● **The request**
Read the records below. Copy each line where the string "abdominal" occurs.

● **Data section**
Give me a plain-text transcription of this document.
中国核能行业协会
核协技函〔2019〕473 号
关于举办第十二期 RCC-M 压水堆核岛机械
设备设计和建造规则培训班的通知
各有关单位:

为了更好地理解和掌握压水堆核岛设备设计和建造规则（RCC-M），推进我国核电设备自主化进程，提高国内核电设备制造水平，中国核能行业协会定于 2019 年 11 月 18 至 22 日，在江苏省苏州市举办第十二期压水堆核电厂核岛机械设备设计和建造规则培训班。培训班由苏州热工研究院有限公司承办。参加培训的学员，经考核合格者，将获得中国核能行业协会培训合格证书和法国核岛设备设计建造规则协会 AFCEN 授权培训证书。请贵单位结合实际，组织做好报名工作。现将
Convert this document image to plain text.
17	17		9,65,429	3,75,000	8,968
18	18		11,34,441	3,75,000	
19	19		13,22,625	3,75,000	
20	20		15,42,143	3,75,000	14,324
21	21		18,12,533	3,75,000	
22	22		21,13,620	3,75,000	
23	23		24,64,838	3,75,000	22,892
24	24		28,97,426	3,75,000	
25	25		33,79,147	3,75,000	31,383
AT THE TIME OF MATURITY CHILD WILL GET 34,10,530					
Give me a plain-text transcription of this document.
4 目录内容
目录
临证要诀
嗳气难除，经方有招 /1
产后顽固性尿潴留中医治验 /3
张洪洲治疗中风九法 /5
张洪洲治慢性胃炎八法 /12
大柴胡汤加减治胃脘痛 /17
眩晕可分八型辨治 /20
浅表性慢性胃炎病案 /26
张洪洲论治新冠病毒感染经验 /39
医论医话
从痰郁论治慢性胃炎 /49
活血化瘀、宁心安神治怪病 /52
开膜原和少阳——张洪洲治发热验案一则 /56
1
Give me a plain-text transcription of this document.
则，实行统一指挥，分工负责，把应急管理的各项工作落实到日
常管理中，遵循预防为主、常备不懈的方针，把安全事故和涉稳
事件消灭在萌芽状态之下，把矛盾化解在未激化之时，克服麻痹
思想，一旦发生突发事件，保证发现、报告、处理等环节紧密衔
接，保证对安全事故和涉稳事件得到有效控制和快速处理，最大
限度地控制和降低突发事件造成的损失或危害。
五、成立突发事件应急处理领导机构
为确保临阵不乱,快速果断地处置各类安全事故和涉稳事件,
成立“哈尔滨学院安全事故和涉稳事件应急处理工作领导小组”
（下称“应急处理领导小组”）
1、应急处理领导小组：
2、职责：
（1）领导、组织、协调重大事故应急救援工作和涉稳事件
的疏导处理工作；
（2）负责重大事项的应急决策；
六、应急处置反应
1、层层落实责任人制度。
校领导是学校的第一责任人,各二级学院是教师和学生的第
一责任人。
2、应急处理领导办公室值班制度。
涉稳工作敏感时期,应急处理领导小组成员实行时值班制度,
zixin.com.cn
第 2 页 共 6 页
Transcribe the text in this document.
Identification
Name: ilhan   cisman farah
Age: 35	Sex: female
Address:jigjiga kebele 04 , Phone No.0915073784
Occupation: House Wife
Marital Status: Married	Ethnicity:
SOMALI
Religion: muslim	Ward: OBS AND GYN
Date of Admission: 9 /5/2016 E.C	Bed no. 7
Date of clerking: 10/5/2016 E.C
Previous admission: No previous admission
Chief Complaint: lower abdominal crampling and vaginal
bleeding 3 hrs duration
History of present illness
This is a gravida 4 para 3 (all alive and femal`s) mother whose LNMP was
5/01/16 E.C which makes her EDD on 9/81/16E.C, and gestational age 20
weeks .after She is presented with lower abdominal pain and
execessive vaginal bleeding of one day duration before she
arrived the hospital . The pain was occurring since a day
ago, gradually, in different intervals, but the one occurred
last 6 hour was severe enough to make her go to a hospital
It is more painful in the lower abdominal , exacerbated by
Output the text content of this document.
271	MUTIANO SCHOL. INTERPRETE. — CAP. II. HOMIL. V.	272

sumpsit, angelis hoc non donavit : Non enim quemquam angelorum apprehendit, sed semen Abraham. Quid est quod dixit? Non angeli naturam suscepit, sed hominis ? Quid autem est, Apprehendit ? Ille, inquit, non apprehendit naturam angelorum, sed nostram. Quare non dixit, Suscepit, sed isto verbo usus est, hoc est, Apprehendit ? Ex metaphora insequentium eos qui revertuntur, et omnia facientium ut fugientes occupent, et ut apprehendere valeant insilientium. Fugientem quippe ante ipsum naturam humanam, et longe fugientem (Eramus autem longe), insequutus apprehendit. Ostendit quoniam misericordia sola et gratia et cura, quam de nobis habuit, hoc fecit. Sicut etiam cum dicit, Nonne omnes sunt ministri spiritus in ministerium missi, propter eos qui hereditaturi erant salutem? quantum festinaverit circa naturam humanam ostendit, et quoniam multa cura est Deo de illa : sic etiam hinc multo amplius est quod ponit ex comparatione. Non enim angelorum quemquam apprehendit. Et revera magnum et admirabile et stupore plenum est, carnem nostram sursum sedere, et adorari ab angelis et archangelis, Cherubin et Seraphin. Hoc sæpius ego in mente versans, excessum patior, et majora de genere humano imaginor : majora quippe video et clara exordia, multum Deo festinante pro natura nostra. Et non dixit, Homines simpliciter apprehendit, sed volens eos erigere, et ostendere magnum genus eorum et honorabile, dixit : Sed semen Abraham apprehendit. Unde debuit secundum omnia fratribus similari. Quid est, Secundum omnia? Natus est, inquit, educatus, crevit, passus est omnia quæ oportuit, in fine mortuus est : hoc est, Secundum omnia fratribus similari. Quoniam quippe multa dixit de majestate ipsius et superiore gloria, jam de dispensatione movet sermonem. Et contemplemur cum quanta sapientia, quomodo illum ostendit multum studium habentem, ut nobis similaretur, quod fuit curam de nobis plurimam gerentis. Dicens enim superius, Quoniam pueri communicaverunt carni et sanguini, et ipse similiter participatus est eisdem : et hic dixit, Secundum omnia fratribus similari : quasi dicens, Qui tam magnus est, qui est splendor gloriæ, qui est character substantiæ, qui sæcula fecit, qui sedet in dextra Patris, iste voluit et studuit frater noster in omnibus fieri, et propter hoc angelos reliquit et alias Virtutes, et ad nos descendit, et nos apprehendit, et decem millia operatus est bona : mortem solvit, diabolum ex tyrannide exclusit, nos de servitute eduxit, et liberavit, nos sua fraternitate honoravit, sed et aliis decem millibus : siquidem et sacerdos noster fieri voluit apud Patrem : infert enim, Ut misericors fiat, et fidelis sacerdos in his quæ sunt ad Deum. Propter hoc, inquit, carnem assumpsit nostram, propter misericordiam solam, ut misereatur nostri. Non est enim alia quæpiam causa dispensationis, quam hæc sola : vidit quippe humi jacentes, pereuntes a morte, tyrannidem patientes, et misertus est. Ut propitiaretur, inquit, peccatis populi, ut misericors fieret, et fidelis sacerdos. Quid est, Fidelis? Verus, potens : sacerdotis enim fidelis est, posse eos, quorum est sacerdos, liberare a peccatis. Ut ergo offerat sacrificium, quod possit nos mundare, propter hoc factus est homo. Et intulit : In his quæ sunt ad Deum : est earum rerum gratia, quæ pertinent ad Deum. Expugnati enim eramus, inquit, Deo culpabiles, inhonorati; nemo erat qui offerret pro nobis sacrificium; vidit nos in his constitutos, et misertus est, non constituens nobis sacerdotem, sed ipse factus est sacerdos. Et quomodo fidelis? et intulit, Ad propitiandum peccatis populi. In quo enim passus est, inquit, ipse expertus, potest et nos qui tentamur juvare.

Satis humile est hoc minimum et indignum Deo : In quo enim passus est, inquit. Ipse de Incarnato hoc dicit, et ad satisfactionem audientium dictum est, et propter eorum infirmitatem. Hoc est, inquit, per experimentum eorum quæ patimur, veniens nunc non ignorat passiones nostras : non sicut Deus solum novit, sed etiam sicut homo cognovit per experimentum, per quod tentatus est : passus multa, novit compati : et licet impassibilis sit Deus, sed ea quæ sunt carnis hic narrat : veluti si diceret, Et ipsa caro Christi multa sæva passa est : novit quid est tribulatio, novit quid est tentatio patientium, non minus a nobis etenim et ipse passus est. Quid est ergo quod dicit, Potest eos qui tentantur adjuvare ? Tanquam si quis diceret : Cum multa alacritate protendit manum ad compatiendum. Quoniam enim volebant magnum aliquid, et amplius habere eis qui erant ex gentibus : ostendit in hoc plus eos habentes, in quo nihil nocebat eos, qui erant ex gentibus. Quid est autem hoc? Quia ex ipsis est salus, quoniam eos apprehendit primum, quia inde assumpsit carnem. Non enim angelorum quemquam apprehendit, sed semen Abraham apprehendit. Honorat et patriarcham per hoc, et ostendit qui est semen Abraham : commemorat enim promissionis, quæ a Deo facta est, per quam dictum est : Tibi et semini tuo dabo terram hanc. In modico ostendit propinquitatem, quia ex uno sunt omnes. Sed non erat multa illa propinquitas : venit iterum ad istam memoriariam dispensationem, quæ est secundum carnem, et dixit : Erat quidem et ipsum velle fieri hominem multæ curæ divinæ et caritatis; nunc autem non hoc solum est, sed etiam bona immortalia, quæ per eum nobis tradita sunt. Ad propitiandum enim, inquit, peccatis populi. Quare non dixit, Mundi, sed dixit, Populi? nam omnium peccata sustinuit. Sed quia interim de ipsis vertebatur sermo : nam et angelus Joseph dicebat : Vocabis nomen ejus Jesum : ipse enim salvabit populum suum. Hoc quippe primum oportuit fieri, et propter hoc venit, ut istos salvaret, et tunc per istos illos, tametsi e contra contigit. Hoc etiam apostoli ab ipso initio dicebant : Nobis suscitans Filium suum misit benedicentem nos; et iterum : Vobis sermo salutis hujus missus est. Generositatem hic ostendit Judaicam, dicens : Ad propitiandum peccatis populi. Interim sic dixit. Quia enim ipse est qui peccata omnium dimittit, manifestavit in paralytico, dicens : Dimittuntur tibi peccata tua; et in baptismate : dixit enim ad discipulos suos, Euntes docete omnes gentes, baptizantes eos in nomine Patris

● **Answer to this exercise**
Chief Complaint: lower abdominal crampling and vaginal
weeks .after She is presented with lower abdominal pain and
It is more painful in the lower abdominal , exacerbated by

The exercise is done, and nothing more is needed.